§ **Exercise aim**: List each line in which the string "sistema" appears.

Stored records
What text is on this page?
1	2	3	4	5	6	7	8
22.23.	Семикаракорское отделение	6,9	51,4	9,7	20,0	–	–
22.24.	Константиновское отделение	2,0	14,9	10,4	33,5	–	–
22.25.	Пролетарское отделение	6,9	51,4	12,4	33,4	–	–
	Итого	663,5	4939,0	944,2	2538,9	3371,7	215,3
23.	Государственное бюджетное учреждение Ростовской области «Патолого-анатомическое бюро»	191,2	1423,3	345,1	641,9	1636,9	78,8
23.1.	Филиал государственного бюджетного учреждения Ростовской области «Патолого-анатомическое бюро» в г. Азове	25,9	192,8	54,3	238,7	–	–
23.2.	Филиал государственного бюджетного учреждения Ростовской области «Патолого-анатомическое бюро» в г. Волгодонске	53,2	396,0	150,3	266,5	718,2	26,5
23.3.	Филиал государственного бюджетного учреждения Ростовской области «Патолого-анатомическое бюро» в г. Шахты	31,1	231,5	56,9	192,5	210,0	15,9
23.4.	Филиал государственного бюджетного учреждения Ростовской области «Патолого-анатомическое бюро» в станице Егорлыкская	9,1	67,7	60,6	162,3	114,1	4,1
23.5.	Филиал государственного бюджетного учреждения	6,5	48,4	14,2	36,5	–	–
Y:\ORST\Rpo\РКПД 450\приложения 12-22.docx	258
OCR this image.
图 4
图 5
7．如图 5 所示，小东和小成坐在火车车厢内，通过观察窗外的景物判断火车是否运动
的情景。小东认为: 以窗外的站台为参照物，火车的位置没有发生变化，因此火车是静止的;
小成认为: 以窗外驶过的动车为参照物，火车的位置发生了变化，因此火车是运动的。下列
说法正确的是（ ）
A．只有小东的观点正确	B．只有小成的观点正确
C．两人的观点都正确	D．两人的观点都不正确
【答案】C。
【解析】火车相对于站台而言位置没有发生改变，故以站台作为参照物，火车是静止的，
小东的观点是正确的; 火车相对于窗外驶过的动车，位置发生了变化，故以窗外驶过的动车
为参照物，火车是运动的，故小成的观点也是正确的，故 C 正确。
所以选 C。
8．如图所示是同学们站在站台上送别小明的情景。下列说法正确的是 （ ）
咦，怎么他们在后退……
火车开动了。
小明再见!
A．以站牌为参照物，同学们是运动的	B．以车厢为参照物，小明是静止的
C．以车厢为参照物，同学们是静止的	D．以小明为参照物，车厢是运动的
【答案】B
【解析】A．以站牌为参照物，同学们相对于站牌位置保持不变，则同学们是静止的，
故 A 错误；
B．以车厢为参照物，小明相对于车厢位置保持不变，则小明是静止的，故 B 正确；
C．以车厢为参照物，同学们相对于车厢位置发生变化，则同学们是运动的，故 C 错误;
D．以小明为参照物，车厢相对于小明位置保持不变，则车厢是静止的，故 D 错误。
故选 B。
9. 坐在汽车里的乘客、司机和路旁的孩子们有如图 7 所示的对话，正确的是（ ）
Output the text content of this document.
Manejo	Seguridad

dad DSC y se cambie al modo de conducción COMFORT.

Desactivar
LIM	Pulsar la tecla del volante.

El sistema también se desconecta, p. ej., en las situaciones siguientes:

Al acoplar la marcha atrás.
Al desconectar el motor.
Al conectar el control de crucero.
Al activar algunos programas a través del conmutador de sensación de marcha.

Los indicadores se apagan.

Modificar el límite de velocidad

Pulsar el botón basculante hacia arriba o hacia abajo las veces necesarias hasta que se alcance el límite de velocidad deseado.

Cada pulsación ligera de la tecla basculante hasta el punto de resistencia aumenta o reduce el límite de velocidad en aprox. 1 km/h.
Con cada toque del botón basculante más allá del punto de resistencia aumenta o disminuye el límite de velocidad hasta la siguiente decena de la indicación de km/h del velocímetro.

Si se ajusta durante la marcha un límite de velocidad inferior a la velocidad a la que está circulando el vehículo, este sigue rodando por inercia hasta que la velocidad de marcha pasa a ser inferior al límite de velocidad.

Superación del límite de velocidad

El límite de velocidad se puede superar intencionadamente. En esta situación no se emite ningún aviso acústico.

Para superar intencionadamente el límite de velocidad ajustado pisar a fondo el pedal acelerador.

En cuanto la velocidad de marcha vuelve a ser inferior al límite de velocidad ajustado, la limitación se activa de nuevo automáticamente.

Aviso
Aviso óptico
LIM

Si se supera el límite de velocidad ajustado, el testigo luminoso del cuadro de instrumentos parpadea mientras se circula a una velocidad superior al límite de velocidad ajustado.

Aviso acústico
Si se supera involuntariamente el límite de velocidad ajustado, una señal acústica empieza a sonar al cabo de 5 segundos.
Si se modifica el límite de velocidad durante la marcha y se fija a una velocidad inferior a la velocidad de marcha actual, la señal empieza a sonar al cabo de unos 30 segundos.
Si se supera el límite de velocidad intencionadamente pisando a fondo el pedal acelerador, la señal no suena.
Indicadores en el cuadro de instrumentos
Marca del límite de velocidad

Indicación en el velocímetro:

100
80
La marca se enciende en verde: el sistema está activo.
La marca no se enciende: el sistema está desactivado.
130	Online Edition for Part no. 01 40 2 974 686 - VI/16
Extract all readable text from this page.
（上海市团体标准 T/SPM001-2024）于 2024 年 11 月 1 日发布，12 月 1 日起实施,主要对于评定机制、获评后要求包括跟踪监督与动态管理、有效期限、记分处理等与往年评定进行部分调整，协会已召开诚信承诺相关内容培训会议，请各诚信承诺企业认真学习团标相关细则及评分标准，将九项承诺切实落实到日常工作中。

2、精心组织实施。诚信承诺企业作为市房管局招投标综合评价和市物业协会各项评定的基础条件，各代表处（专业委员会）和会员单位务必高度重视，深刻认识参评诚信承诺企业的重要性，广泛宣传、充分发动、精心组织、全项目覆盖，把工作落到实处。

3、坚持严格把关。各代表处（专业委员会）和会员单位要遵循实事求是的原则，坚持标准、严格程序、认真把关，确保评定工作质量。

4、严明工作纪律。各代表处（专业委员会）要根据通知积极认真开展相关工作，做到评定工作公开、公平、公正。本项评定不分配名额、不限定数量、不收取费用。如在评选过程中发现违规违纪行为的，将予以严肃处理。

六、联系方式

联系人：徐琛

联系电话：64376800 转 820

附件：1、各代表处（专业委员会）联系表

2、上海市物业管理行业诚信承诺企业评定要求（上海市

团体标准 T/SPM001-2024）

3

§ **Right answer**:
El sistema también se desconecta, p. ej., en las situaciones siguientes:
La marca se enciende en verde: el sistema está activo.
La marca no se enciende: el sistema está desactivado.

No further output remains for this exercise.